**Aim:**
Identify the lines in the data below that contain "symbol" and give only how many there are.
++++ Supplied entries ++++
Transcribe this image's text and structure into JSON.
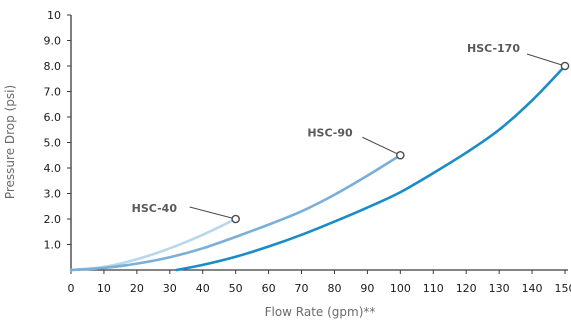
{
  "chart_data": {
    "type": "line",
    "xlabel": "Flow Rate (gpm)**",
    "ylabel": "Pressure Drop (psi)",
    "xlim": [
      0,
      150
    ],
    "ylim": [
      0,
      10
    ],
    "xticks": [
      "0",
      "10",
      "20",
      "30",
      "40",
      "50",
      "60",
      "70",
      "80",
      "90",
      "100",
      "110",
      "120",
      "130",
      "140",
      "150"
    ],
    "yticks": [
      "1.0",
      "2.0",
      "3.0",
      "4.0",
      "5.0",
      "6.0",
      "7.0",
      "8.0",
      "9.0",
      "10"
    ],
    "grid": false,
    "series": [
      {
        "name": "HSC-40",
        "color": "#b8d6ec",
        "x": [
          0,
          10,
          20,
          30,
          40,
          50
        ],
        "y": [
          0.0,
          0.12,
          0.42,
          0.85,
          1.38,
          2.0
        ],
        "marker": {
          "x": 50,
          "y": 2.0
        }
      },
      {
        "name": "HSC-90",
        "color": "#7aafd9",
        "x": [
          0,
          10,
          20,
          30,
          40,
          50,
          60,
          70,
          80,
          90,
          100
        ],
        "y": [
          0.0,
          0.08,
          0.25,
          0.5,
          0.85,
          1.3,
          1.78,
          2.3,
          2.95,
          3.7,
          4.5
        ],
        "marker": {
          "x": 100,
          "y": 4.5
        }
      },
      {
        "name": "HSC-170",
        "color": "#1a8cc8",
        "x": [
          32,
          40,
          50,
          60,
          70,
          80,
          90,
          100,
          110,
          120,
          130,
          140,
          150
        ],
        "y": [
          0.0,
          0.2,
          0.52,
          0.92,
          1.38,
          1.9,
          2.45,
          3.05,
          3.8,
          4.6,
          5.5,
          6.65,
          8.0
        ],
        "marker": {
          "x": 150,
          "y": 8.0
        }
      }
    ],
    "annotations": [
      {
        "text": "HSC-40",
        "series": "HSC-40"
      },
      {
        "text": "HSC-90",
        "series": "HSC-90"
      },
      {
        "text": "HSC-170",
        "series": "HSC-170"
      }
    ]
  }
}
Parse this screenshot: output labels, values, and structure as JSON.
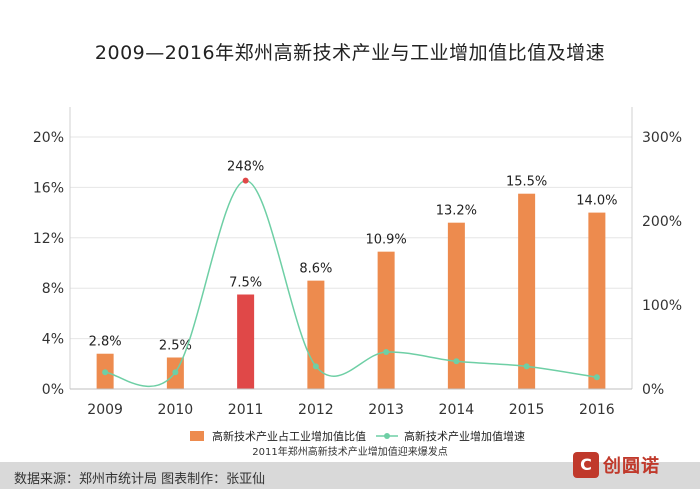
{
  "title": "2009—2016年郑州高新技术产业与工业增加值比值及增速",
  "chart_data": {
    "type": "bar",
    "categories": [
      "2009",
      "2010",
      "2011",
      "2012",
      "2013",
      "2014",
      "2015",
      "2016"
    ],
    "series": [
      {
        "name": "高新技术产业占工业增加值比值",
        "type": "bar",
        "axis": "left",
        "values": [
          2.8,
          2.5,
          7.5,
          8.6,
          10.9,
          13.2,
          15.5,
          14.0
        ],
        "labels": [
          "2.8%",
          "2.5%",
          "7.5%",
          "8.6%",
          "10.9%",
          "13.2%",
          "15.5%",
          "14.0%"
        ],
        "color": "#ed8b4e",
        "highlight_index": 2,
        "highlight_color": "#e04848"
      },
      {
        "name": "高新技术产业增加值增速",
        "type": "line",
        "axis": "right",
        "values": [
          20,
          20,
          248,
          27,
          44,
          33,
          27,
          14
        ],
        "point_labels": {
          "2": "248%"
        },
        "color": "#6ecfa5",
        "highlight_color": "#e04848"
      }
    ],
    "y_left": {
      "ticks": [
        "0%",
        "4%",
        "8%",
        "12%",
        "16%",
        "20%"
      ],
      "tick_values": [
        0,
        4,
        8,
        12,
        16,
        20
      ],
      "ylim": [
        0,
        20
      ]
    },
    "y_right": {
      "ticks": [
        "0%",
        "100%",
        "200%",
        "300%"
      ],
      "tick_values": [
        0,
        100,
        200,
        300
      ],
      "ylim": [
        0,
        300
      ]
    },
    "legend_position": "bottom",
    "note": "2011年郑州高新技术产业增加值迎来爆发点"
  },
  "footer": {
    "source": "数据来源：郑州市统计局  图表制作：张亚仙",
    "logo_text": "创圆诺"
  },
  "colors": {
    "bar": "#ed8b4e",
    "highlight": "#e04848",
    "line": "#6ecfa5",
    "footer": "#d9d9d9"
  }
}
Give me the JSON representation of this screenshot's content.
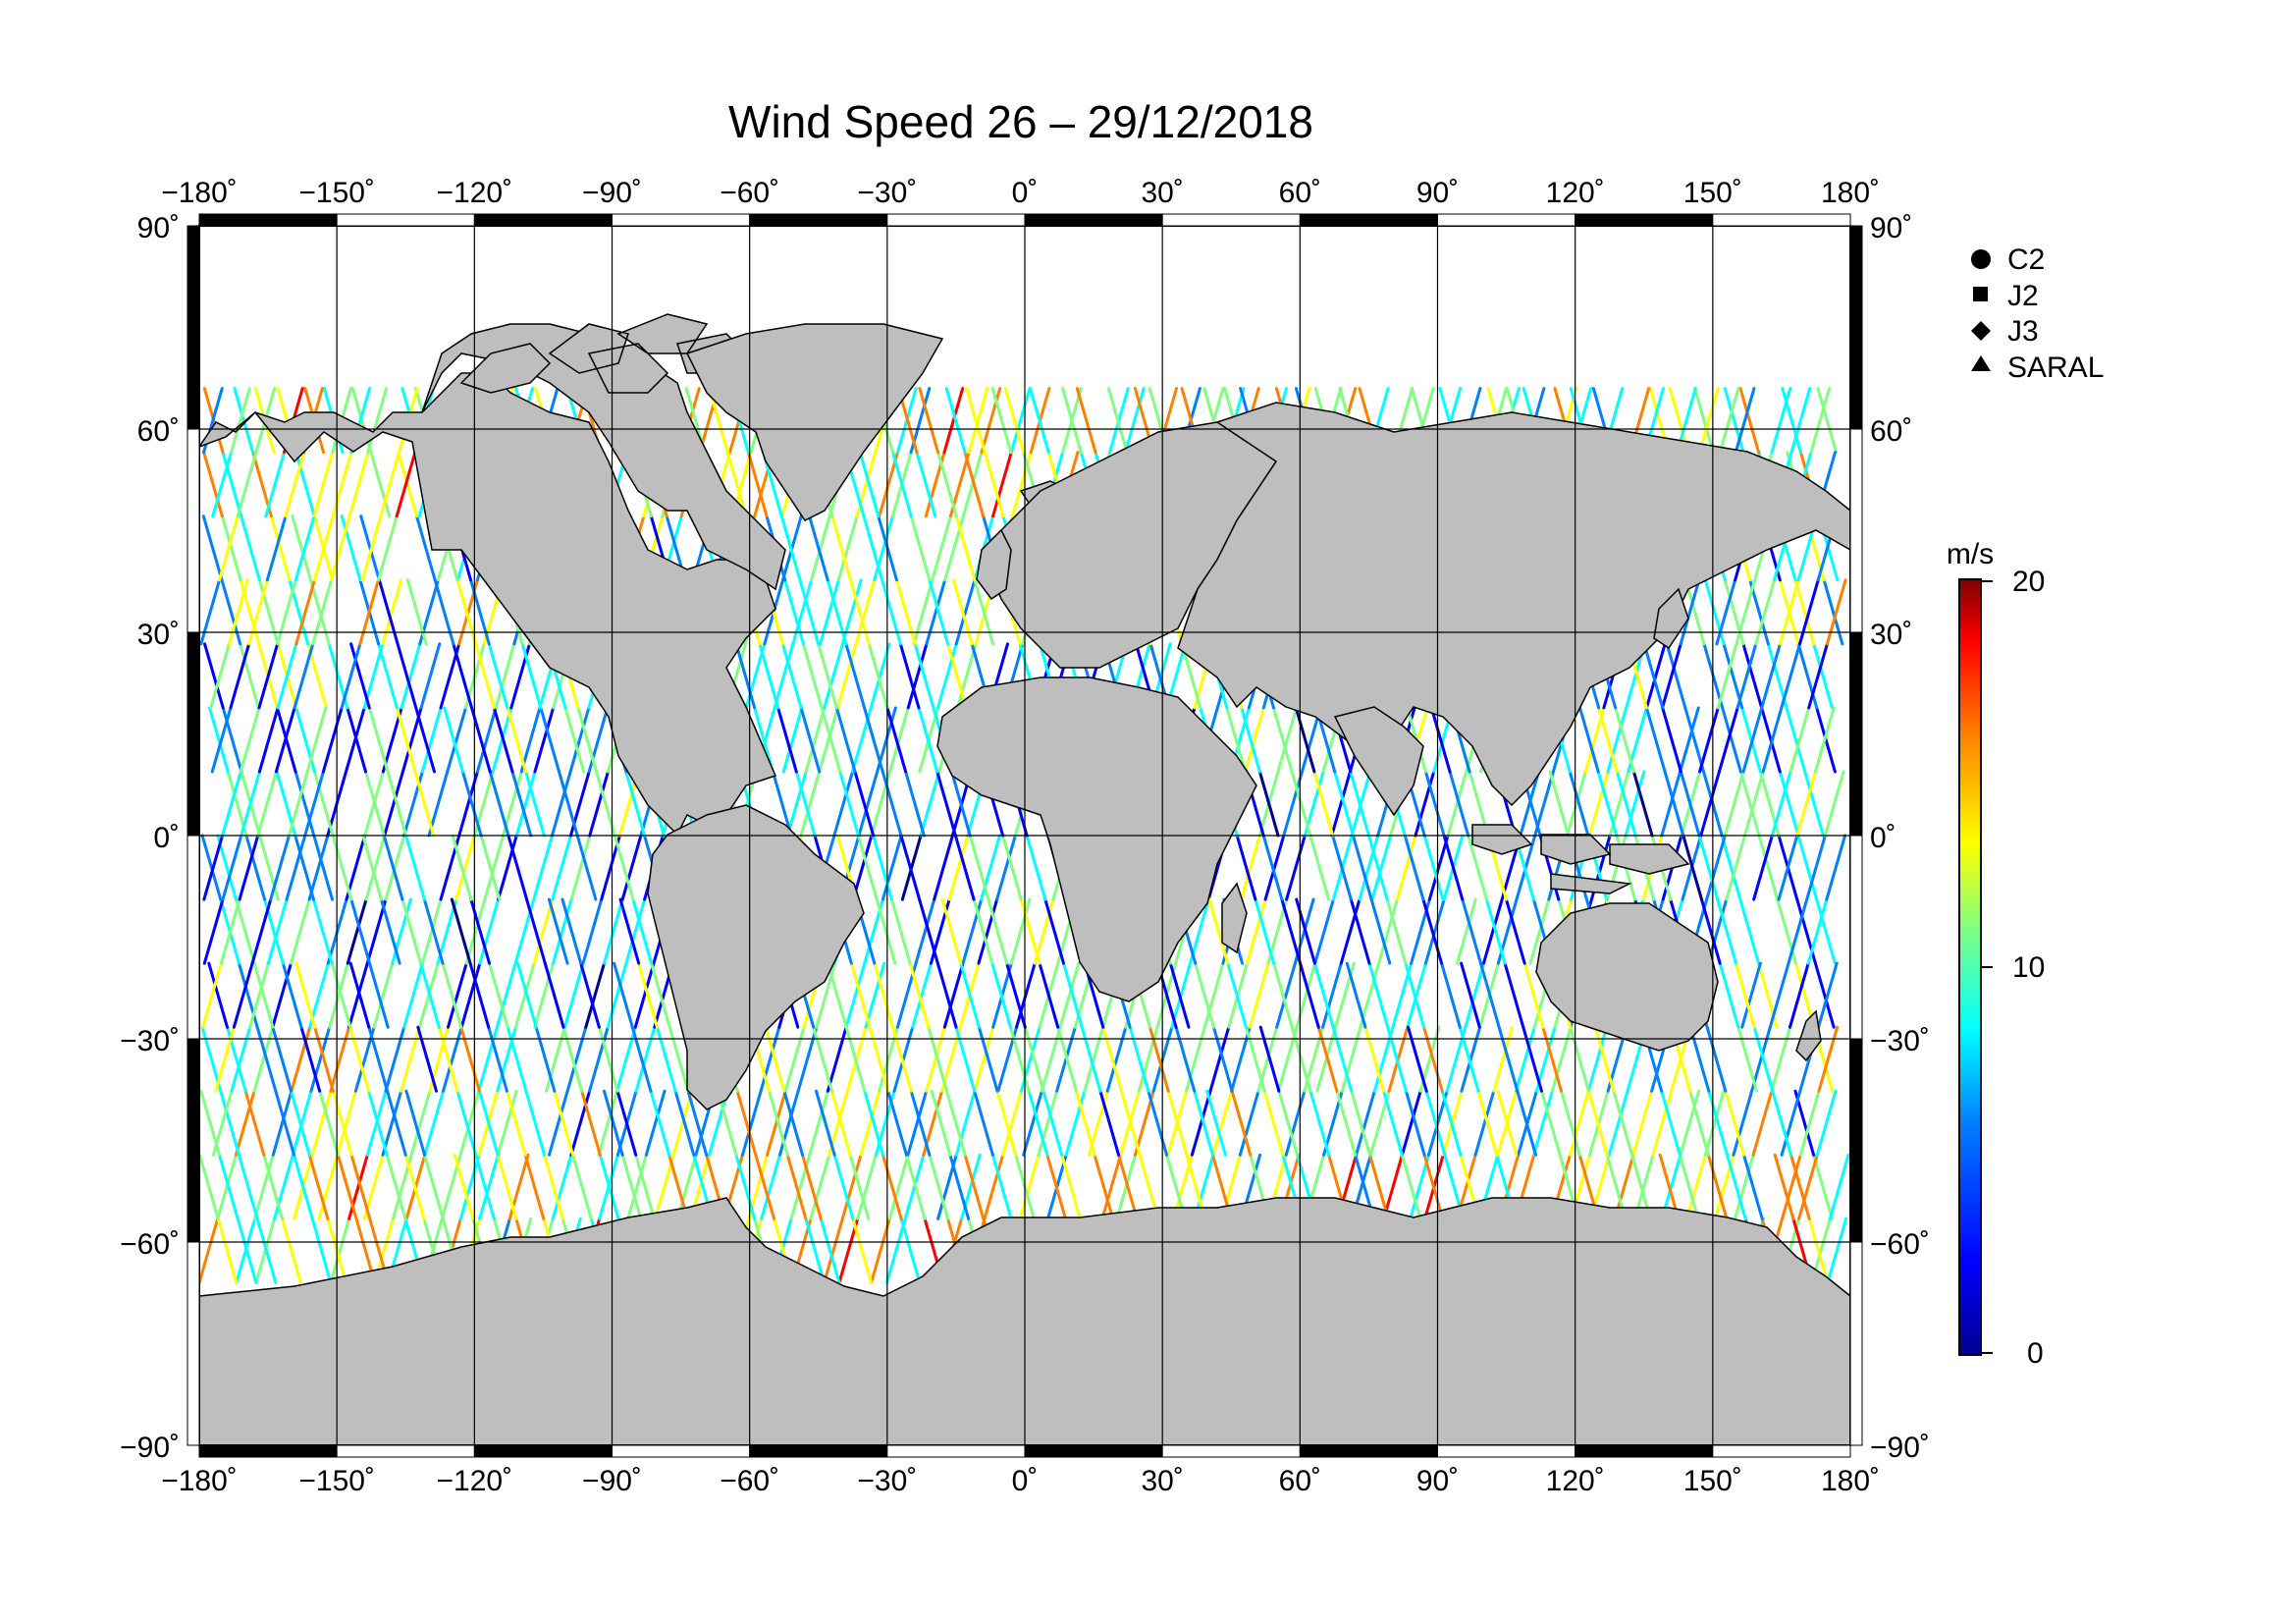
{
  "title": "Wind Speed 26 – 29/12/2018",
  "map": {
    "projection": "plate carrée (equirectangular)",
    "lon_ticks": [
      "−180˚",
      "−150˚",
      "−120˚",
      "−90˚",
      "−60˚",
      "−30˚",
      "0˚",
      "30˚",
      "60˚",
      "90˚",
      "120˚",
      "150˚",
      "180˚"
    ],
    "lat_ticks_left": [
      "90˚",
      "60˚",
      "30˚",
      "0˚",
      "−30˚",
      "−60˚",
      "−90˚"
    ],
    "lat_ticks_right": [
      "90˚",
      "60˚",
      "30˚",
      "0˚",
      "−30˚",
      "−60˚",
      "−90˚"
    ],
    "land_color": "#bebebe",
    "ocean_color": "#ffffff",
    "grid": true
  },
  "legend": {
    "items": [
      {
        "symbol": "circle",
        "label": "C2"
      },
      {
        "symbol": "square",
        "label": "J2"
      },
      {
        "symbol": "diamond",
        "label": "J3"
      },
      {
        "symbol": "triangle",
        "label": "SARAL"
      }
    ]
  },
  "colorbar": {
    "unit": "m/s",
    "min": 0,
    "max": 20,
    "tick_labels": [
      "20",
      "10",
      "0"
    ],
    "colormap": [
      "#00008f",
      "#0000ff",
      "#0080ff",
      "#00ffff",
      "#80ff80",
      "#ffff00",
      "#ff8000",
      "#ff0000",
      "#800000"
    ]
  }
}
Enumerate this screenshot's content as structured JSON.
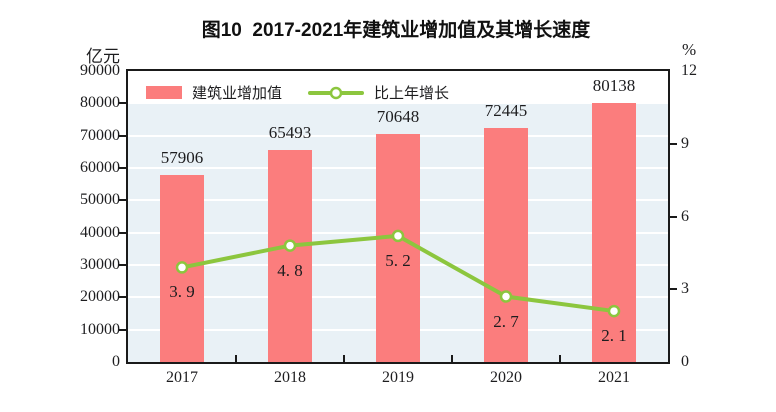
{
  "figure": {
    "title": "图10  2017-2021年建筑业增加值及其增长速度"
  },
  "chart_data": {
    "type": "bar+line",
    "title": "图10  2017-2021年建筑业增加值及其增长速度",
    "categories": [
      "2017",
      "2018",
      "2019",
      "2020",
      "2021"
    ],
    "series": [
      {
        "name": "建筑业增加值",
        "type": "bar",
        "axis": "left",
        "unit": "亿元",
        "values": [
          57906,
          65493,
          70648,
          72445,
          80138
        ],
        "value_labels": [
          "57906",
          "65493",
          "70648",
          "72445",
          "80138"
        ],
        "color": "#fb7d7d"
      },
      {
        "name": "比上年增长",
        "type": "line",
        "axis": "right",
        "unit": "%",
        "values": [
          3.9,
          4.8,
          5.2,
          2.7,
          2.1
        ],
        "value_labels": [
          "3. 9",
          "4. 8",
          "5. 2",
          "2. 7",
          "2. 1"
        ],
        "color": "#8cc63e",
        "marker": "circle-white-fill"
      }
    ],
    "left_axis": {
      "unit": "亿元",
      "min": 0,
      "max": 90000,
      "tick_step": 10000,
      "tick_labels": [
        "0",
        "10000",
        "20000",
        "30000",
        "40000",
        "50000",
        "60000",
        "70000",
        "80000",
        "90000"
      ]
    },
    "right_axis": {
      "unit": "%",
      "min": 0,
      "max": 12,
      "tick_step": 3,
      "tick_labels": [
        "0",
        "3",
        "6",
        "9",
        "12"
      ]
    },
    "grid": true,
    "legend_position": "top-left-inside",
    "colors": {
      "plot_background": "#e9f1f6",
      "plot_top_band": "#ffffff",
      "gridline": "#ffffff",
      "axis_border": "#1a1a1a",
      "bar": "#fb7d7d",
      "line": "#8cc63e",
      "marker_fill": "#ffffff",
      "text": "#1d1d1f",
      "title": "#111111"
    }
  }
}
++++
**Response:**
4